Please note that because the RPC server is singly threaded, your handler function must not block execution because that will prevent the server from processing other requests. If your handler needs to do work which takes an extended period of time (lots of disk IO, making other RPCs etc.) then you should design your API in such a way that the initial call returns immediately with the work taking place in another thread; the client can poll for progress or be notified on completion (e.g. via a callback RPC).

3.2 Restricting programs

By default, an RPC server will serve all available programs. However, it might be that you want only a subset of defined programs to be served from a particular RPC server. For instance, you might want an NFS server to run from one thread and your portmap to run from another. To do this, supply a list of program identifiers (integers, symbols or strings) naming the programs you wish to run in that server.

CL-USER> (defparameter *portmap* (frpc:make-rpc-server :udp-ports '(111) :tcp-ports '(111) :programs '(100000)))
CL-USER> (defparameter *nfs* (frpc:make-rpc-server :programs '("nfs" "nfs.mount" "nsm")))
CL-USER> (frpc:start-rpc-server *portmap*)
CL-USER> (frpc:start-rpc-server *nfs*)

3.3 Listening on wildcard ports

If you don't supply any ports to MAKE-RPC-SERVER then a wildcard port will be selected for TCP and UDP (port number 0), this allows for a randomly allocated high-numberd port to be used. You may enforce such befhaviour yourself by supplying 0 as a port number if you wish.

3.4 Advanced usage

If you want more fine-grained control over the RPC server processing, you can make use of the following functions:

CL-USER> (defvar *server* (make-rpc-server))
CL-USER> (startup-rpc-server *server*)
CL-USER> (accept-rpc-request *server*) ;; keep calling this to process requests
CL-USER> (shutdown-rpc-server *server*)
  • Allocate a server using MAKE-RPC-SERVER as described above.
  • Allocate sockets and setup port bindings by calling STARTUP-RPC-SERVER.
  • Keep processing RPC requests by calling ACCEPT-RPC-REQUEST.
  • Remove port mappings and close all sockets by calling SHUTDOWN-RPC-SERVER.

Note that by using this lower-level API you get to control which thread the RPC processing occurs in. It also gives you the possibility to perform extra processing in your processing loop.

At present ACCEPT-RPC-REQUEST is not thread safe.

4. XDR serializer

The XDR serializer is largely decoupled from the rpc implementation. This means it could be used for other purposes as a generalised binary serialization system.

4.1 Primitive types

The primitive types which come predefined are: * :int32 :uint32 :int64 :uint64 :octet * :string * :boolean * :real32 :real64 * :void

You may define new primitive types using:

(defxtype name ((:reader reader-name) (:writer writer-name))
  ((stream) body-reading-value-from-stream)
  ((stream obj) body-writing-obj-to-stream))

Only very rare circumstances should require doing this.

The optional parameters READER-NAME and WRITER-NAME are the function names generated for the type's reader and writer. If not provided, %READ- and %WRITE- prepended with the type's name are used.

• _WRITTEN EXERCISE 1_
Return the passage of the RPC library documentation from "3.4 Advanced usage" to "(defvar *server* (make-rpc-server))".
• _WRITTEN EXERCISE 2_
According to the RPC library documentation, which function do you keep calling to process RPC requests under the lower-level API?

• _COLLECTED MATERIAL_
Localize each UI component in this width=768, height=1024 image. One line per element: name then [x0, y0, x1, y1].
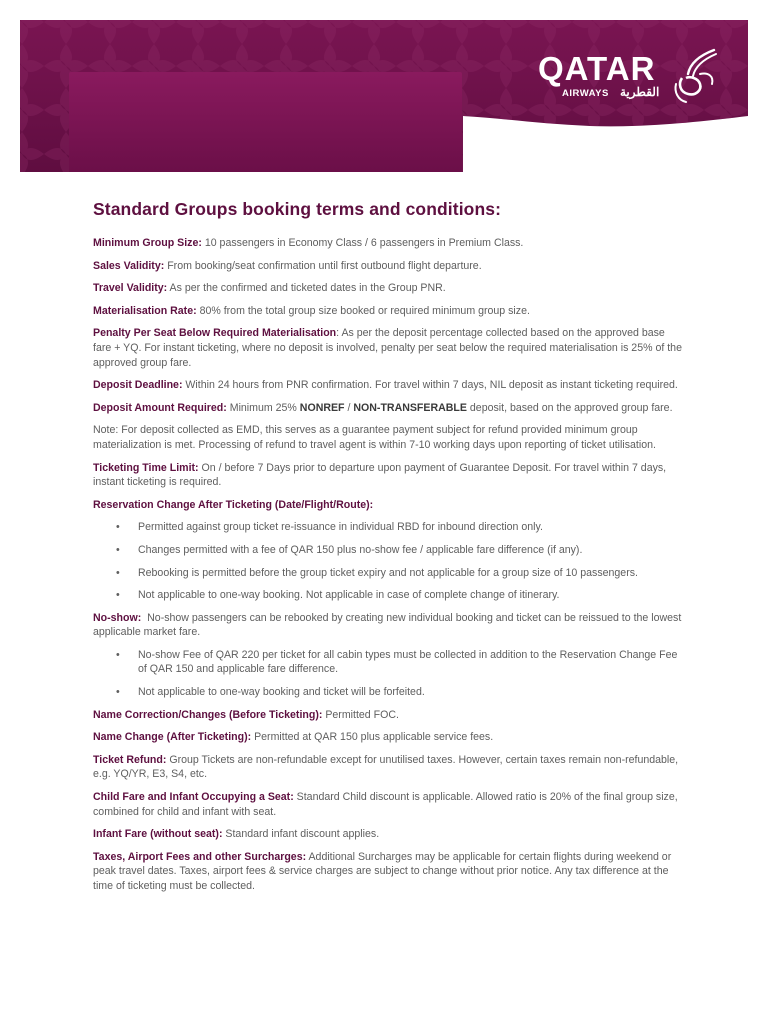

• _EXERCISE RESULT 1_
3.4 Advanced usage

If you want more fine-grained control over the RPC server processing, you can make use of the following functions:

CL-USER> (defvar *server* (make-rpc-server))

• _EXERCISE RESULT 2_
ACCEPT-RPC-REQUEST